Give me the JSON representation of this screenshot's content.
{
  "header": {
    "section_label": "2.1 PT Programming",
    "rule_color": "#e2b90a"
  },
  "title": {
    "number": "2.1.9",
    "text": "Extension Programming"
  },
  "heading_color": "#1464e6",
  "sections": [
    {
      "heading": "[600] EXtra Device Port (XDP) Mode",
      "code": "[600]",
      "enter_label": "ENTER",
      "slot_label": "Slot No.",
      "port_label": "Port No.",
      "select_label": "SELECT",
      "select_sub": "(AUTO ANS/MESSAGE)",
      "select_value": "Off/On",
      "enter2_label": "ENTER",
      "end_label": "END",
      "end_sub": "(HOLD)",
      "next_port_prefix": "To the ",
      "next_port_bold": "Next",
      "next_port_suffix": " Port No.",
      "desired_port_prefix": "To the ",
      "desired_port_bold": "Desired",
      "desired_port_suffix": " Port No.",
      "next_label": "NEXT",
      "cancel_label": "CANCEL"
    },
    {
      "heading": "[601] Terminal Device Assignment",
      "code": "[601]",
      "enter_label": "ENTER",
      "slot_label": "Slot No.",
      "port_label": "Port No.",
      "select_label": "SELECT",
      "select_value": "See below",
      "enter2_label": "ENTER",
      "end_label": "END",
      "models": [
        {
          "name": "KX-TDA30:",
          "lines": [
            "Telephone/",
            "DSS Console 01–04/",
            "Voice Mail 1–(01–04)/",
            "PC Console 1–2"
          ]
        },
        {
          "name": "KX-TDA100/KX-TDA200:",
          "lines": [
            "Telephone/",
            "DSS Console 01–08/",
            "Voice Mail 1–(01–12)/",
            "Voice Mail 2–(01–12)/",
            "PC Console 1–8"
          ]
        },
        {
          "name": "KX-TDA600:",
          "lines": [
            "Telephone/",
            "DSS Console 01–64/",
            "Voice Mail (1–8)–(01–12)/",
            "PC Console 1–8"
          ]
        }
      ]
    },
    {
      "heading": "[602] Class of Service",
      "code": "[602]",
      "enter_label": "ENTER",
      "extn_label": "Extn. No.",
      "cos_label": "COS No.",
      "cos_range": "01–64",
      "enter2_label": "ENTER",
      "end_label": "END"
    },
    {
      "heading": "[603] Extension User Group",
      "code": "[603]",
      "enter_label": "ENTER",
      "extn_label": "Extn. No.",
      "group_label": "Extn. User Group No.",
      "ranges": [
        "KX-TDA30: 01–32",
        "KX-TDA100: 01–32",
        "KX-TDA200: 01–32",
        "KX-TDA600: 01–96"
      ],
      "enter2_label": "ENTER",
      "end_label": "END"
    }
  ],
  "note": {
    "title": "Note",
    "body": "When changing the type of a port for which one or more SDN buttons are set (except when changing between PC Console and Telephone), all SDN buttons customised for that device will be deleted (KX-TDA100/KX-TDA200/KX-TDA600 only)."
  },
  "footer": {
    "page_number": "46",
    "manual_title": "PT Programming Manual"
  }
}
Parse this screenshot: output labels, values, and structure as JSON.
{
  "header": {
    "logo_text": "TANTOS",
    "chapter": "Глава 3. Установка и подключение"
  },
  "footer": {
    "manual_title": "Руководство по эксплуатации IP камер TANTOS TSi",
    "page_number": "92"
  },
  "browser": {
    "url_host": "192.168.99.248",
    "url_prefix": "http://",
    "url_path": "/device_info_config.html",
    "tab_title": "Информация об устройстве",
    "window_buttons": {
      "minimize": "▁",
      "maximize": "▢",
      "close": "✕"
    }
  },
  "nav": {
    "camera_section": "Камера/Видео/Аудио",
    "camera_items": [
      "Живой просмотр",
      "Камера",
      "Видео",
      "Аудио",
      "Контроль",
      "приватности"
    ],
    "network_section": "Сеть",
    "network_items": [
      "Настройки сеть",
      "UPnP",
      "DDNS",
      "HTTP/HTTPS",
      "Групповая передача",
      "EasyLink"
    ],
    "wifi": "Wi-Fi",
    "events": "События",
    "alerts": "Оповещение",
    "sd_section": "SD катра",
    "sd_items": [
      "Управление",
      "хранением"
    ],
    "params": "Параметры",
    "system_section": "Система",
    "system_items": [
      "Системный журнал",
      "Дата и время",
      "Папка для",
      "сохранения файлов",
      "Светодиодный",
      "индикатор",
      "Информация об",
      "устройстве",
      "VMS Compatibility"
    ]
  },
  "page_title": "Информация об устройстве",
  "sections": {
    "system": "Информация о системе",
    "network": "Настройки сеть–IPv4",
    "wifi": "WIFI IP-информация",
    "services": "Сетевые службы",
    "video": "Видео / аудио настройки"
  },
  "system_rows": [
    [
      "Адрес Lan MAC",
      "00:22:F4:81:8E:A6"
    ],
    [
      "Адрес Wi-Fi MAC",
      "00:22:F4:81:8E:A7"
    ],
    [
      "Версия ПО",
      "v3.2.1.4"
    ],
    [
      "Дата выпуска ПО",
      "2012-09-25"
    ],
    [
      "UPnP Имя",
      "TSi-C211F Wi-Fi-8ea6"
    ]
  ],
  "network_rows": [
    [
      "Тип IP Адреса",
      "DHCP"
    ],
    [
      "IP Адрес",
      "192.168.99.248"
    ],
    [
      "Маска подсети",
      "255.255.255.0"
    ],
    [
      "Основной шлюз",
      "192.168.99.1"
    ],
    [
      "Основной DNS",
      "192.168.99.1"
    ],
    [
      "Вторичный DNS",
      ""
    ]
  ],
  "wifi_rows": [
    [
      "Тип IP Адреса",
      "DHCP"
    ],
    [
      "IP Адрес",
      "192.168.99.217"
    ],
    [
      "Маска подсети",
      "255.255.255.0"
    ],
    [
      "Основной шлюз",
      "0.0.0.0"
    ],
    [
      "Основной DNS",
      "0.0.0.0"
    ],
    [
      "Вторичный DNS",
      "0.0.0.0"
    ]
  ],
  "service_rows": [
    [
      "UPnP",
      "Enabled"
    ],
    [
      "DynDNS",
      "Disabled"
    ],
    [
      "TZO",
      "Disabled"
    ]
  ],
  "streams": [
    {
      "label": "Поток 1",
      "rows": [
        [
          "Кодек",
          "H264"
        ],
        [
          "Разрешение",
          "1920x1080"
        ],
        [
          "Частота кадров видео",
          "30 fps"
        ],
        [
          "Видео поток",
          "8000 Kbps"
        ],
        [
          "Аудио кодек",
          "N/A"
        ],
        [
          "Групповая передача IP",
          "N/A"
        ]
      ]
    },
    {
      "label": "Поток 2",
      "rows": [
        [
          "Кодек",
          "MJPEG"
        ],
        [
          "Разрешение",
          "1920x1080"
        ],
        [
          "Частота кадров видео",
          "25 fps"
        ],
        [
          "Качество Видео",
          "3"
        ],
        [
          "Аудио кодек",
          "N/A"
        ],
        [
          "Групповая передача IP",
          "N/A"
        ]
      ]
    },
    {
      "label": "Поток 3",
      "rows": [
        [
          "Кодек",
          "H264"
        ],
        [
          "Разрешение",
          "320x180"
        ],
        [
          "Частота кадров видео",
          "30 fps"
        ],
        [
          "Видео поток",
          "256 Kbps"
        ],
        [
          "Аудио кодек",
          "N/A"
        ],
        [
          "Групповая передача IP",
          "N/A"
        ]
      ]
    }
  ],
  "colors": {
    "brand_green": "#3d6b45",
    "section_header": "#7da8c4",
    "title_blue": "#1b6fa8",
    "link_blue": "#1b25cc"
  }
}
##############################
Your task is to output the full set of records exactly as presented.

Give me the JSON representation of this screenshot's content.
{
  "header": {
    "section_label": "2.1 PT Programming",
    "rule_color": "#e2b90a"
  },
  "title": {
    "number": "2.1.9",
    "text": "Extension Programming"
  },
  "heading_color": "#1464e6",
  "sections": [
    {
      "heading": "[600] EXtra Device Port (XDP) Mode",
      "code": "[600]",
      "enter_label": "ENTER",
      "slot_label": "Slot No.",
      "port_label": "Port No.",
      "select_label": "SELECT",
      "select_sub": "(AUTO ANS/MESSAGE)",
      "select_value": "Off/On",
      "enter2_label": "ENTER",
      "end_label": "END",
      "end_sub": "(HOLD)",
      "next_port_prefix": "To the ",
      "next_port_bold": "Next",
      "next_port_suffix": " Port No.",
      "desired_port_prefix": "To the ",
      "desired_port_bold": "Desired",
      "desired_port_suffix": " Port No.",
      "next_label": "NEXT",
      "cancel_label": "CANCEL"
    },
    {
      "heading": "[601] Terminal Device Assignment",
      "code": "[601]",
      "enter_label": "ENTER",
      "slot_label": "Slot No.",
      "port_label": "Port No.",
      "select_label": "SELECT",
      "select_value": "See below",
      "enter2_label": "ENTER",
      "end_label": "END",
      "models": [
        {
          "name": "KX-TDA30:",
          "lines": [
            "Telephone/",
            "DSS Console 01–04/",
            "Voice Mail 1–(01–04)/",
            "PC Console 1–2"
          ]
        },
        {
          "name": "KX-TDA100/KX-TDA200:",
          "lines": [
            "Telephone/",
            "DSS Console 01–08/",
            "Voice Mail 1–(01–12)/",
            "Voice Mail 2–(01–12)/",
            "PC Console 1–8"
          ]
        },
        {
          "name": "KX-TDA600:",
          "lines": [
            "Telephone/",
            "DSS Console 01–64/",
            "Voice Mail (1–8)–(01–12)/",
            "PC Console 1–8"
          ]
        }
      ]
    },
    {
      "heading": "[602] Class of Service",
      "code": "[602]",
      "enter_label": "ENTER",
      "extn_label": "Extn. No.",
      "cos_label": "COS No.",
      "cos_range": "01–64",
      "enter2_label": "ENTER",
      "end_label": "END"
    },
    {
      "heading": "[603] Extension User Group",
      "code": "[603]",
      "enter_label": "ENTER",
      "extn_label": "Extn. No.",
      "group_label": "Extn. User Group No.",
      "ranges": [
        "KX-TDA30: 01–32",
        "KX-TDA100: 01–32",
        "KX-TDA200: 01–32",
        "KX-TDA600: 01–96"
      ],
      "enter2_label": "ENTER",
      "end_label": "END"
    }
  ],
  "note": {
    "title": "Note",
    "body": "When changing the type of a port for which one or more SDN buttons are set (except when changing between PC Console and Telephone), all SDN buttons customised for that device will be deleted (KX-TDA100/KX-TDA200/KX-TDA600 only)."
  },
  "footer": {
    "page_number": "46",
    "manual_title": "PT Programming Manual"
  }
}
Parse this screenshot: output labels, values, and structure as JSON.
{
  "header": {
    "logo_text": "TANTOS",
    "chapter": "Глава 3. Установка и подключение"
  },
  "footer": {
    "manual_title": "Руководство по эксплуатации IP камер TANTOS TSi",
    "page_number": "92"
  },
  "browser": {
    "url_host": "192.168.99.248",
    "url_prefix": "http://",
    "url_path": "/device_info_config.html",
    "tab_title": "Информация об устройстве",
    "window_buttons": {
      "minimize": "▁",
      "maximize": "▢",
      "close": "✕"
    }
  },
  "nav": {
    "camera_section": "Камера/Видео/Аудио",
    "camera_items": [
      "Живой просмотр",
      "Камера",
      "Видео",
      "Аудио",
      "Контроль",
      "приватности"
    ],
    "network_section": "Сеть",
    "network_items": [
      "Настройки сеть",
      "UPnP",
      "DDNS",
      "HTTP/HTTPS",
      "Групповая передача",
      "EasyLink"
    ],
    "wifi": "Wi-Fi",
    "events": "События",
    "alerts": "Оповещение",
    "sd_section": "SD катра",
    "sd_items": [
      "Управление",
      "хранением"
    ],
    "params": "Параметры",
    "system_section": "Система",
    "system_items": [
      "Системный журнал",
      "Дата и время",
      "Папка для",
      "сохранения файлов",
      "Светодиодный",
      "индикатор",
      "Информация об",
      "устройстве",
      "VMS Compatibility"
    ]
  },
  "page_title": "Информация об устройстве",
  "sections": {
    "system": "Информация о системе",
    "network": "Настройки сеть–IPv4",
    "wifi": "WIFI IP-информация",
    "services": "Сетевые службы",
    "video": "Видео / аудио настройки"
  },
  "system_rows": [
    [
      "Адрес Lan MAC",
      "00:22:F4:81:8E:A6"
    ],
    [
      "Адрес Wi-Fi MAC",
      "00:22:F4:81:8E:A7"
    ],
    [
      "Версия ПО",
      "v3.2.1.4"
    ],
    [
      "Дата выпуска ПО",
      "2012-09-25"
    ],
    [
      "UPnP Имя",
      "TSi-C211F Wi-Fi-8ea6"
    ]
  ],
  "network_rows": [
    [
      "Тип IP Адреса",
      "DHCP"
    ],
    [
      "IP Адрес",
      "192.168.99.248"
    ],
    [
      "Маска подсети",
      "255.255.255.0"
    ],
    [
      "Основной шлюз",
      "192.168.99.1"
    ],
    [
      "Основной DNS",
      "192.168.99.1"
    ],
    [
      "Вторичный DNS",
      ""
    ]
  ],
  "wifi_rows": [
    [
      "Тип IP Адреса",
      "DHCP"
    ],
    [
      "IP Адрес",
      "192.168.99.217"
    ],
    [
      "Маска подсети",
      "255.255.255.0"
    ],
    [
      "Основной шлюз",
      "0.0.0.0"
    ],
    [
      "Основной DNS",
      "0.0.0.0"
    ],
    [
      "Вторичный DNS",
      "0.0.0.0"
    ]
  ],
  "service_rows": [
    [
      "UPnP",
      "Enabled"
    ],
    [
      "DynDNS",
      "Disabled"
    ],
    [
      "TZO",
      "Disabled"
    ]
  ],
  "streams": [
    {
      "label": "Поток 1",
      "rows": [
        [
          "Кодек",
          "H264"
        ],
        [
          "Разрешение",
          "1920x1080"
        ],
        [
          "Частота кадров видео",
          "30 fps"
        ],
        [
          "Видео поток",
          "8000 Kbps"
        ],
        [
          "Аудио кодек",
          "N/A"
        ],
        [
          "Групповая передача IP",
          "N/A"
        ]
      ]
    },
    {
      "label": "Поток 2",
      "rows": [
        [
          "Кодек",
          "MJPEG"
        ],
        [
          "Разрешение",
          "1920x1080"
        ],
        [
          "Частота кадров видео",
          "25 fps"
        ],
        [
          "Качество Видео",
          "3"
        ],
        [
          "Аудио кодек",
          "N/A"
        ],
        [
          "Групповая передача IP",
          "N/A"
        ]
      ]
    },
    {
      "label": "Поток 3",
      "rows": [
        [
          "Кодек",
          "H264"
        ],
        [
          "Разрешение",
          "320x180"
        ],
        [
          "Частота кадров видео",
          "30 fps"
        ],
        [
          "Видео поток",
          "256 Kbps"
        ],
        [
          "Аудио кодек",
          "N/A"
        ],
        [
          "Групповая передача IP",
          "N/A"
        ]
      ]
    }
  ],
  "colors": {
    "brand_green": "#3d6b45",
    "section_header": "#7da8c4",
    "title_blue": "#1b6fa8",
    "link_blue": "#1b25cc"
  }
}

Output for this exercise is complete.